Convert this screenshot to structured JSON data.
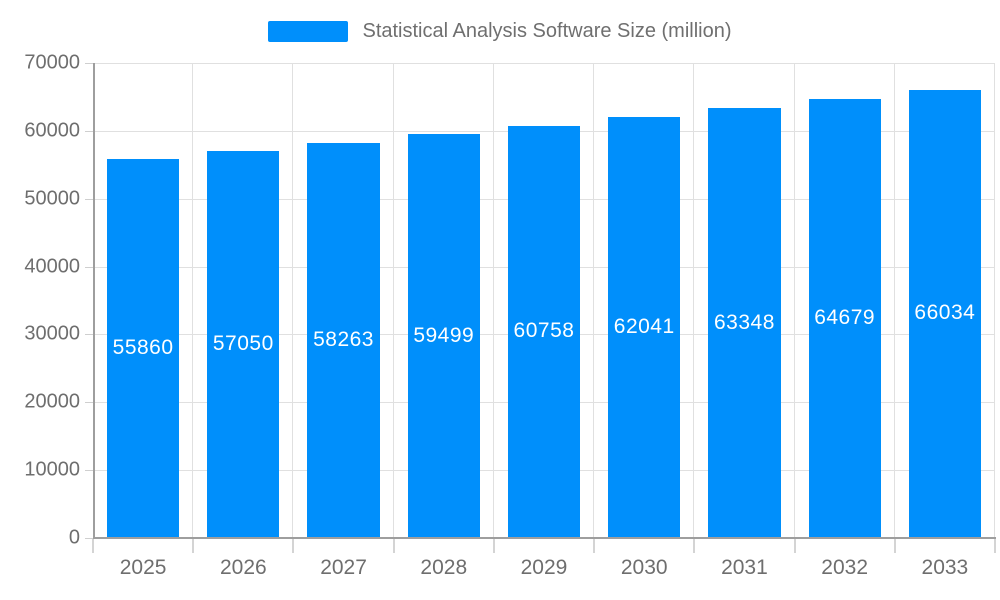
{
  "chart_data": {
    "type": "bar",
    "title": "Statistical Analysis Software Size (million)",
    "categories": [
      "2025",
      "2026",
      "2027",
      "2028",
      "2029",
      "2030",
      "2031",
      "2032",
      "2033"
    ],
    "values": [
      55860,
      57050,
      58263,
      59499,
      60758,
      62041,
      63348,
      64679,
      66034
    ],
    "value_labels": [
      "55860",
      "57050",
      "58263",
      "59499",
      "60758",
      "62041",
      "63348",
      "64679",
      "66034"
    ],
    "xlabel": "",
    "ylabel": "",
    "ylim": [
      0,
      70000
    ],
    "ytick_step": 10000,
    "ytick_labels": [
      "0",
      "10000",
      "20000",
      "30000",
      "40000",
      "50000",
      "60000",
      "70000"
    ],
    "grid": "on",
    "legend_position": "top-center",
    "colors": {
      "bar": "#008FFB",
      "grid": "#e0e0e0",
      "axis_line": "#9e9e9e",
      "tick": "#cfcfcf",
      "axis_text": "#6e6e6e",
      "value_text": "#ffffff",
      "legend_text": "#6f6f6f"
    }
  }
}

____

* _Objective_: Quote every line word for word and keep the images out of the copy.

* _Task output_:
Convert this screenshot to structured JSON data.
{
  "chart_data": {
    "type": "bar",
    "title": "Statistical Analysis Software Size (million)",
    "categories": [
      "2025",
      "2026",
      "2027",
      "2028",
      "2029",
      "2030",
      "2031",
      "2032",
      "2033"
    ],
    "values": [
      55860,
      57050,
      58263,
      59499,
      60758,
      62041,
      63348,
      64679,
      66034
    ],
    "value_labels": [
      "55860",
      "57050",
      "58263",
      "59499",
      "60758",
      "62041",
      "63348",
      "64679",
      "66034"
    ],
    "xlabel": "",
    "ylabel": "",
    "ylim": [
      0,
      70000
    ],
    "ytick_step": 10000,
    "ytick_labels": [
      "0",
      "10000",
      "20000",
      "30000",
      "40000",
      "50000",
      "60000",
      "70000"
    ],
    "grid": "on",
    "legend_position": "top-center",
    "colors": {
      "bar": "#008FFB",
      "grid": "#e0e0e0",
      "axis_line": "#9e9e9e",
      "tick": "#cfcfcf",
      "axis_text": "#6e6e6e",
      "value_text": "#ffffff",
      "legend_text": "#6f6f6f"
    }
  }
}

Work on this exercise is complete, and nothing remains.